PROBLEM: What follows is a block of records; reproduce all of it verbatim.

EXERCISE DATA:
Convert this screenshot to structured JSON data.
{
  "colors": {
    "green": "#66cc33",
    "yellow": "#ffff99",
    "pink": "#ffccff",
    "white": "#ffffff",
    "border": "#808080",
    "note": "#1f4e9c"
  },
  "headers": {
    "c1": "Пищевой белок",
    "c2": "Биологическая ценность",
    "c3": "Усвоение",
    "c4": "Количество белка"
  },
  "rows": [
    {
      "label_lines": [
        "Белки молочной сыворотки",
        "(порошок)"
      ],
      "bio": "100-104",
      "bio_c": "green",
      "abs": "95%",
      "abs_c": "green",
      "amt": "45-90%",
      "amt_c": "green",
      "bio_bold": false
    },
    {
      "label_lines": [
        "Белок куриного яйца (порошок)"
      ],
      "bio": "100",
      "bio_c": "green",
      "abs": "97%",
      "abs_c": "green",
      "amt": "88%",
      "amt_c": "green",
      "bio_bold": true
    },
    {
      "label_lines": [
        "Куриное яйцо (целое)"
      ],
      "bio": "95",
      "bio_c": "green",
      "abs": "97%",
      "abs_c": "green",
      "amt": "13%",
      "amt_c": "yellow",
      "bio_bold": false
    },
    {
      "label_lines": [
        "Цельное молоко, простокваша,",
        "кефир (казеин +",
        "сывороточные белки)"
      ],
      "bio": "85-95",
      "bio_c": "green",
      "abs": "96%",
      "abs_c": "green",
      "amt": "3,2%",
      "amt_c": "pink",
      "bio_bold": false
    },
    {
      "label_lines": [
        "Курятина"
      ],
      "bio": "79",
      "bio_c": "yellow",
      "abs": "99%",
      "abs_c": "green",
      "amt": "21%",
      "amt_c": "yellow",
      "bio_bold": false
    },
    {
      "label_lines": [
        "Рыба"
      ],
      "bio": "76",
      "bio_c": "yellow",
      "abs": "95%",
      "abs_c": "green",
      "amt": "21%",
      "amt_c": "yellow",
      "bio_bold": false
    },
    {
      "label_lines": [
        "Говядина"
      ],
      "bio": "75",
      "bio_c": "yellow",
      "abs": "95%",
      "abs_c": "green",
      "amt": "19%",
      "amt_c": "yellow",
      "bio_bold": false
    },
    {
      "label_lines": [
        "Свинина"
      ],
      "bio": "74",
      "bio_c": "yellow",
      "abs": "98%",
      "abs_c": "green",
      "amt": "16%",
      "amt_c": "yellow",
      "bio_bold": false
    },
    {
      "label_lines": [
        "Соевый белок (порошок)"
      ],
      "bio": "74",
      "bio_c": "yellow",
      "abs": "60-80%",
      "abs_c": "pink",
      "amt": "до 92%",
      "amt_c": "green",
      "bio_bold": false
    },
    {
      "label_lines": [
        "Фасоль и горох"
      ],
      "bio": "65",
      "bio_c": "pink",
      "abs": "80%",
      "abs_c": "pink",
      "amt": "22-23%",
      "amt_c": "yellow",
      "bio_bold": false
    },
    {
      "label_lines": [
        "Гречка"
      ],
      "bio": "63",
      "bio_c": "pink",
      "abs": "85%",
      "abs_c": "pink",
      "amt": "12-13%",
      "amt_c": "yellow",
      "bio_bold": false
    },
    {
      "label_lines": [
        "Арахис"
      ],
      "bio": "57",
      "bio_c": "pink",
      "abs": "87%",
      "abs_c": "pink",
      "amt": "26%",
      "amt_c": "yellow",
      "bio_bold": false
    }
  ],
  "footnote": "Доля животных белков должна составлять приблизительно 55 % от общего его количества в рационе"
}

TASK ANSWER:
Convert this screenshot to structured JSON data.
{
  "colors": {
    "green": "#66cc33",
    "yellow": "#ffff99",
    "pink": "#ffccff",
    "white": "#ffffff",
    "border": "#808080",
    "note": "#1f4e9c"
  },
  "headers": {
    "c1": "Пищевой белок",
    "c2": "Биологическая ценность",
    "c3": "Усвоение",
    "c4": "Количество белка"
  },
  "rows": [
    {
      "label_lines": [
        "Белки молочной сыворотки",
        "(порошок)"
      ],
      "bio": "100-104",
      "bio_c": "green",
      "abs": "95%",
      "abs_c": "green",
      "amt": "45-90%",
      "amt_c": "green",
      "bio_bold": false
    },
    {
      "label_lines": [
        "Белок куриного яйца (порошок)"
      ],
      "bio": "100",
      "bio_c": "green",
      "abs": "97%",
      "abs_c": "green",
      "amt": "88%",
      "amt_c": "green",
      "bio_bold": true
    },
    {
      "label_lines": [
        "Куриное яйцо (целое)"
      ],
      "bio": "95",
      "bio_c": "green",
      "abs": "97%",
      "abs_c": "green",
      "amt": "13%",
      "amt_c": "yellow",
      "bio_bold": false
    },
    {
      "label_lines": [
        "Цельное молоко, простокваша,",
        "кефир (казеин +",
        "сывороточные белки)"
      ],
      "bio": "85-95",
      "bio_c": "green",
      "abs": "96%",
      "abs_c": "green",
      "amt": "3,2%",
      "amt_c": "pink",
      "bio_bold": false
    },
    {
      "label_lines": [
        "Курятина"
      ],
      "bio": "79",
      "bio_c": "yellow",
      "abs": "99%",
      "abs_c": "green",
      "amt": "21%",
      "amt_c": "yellow",
      "bio_bold": false
    },
    {
      "label_lines": [
        "Рыба"
      ],
      "bio": "76",
      "bio_c": "yellow",
      "abs": "95%",
      "abs_c": "green",
      "amt": "21%",
      "amt_c": "yellow",
      "bio_bold": false
    },
    {
      "label_lines": [
        "Говядина"
      ],
      "bio": "75",
      "bio_c": "yellow",
      "abs": "95%",
      "abs_c": "green",
      "amt": "19%",
      "amt_c": "yellow",
      "bio_bold": false
    },
    {
      "label_lines": [
        "Свинина"
      ],
      "bio": "74",
      "bio_c": "yellow",
      "abs": "98%",
      "abs_c": "green",
      "amt": "16%",
      "amt_c": "yellow",
      "bio_bold": false
    },
    {
      "label_lines": [
        "Соевый белок (порошок)"
      ],
      "bio": "74",
      "bio_c": "yellow",
      "abs": "60-80%",
      "abs_c": "pink",
      "amt": "до 92%",
      "amt_c": "green",
      "bio_bold": false
    },
    {
      "label_lines": [
        "Фасоль и горох"
      ],
      "bio": "65",
      "bio_c": "pink",
      "abs": "80%",
      "abs_c": "pink",
      "amt": "22-23%",
      "amt_c": "yellow",
      "bio_bold": false
    },
    {
      "label_lines": [
        "Гречка"
      ],
      "bio": "63",
      "bio_c": "pink",
      "abs": "85%",
      "abs_c": "pink",
      "amt": "12-13%",
      "amt_c": "yellow",
      "bio_bold": false
    },
    {
      "label_lines": [
        "Арахис"
      ],
      "bio": "57",
      "bio_c": "pink",
      "abs": "87%",
      "abs_c": "pink",
      "amt": "26%",
      "amt_c": "yellow",
      "bio_bold": false
    }
  ],
  "footnote": "Доля животных белков должна составлять приблизительно 55 % от общего его количества в рационе"
}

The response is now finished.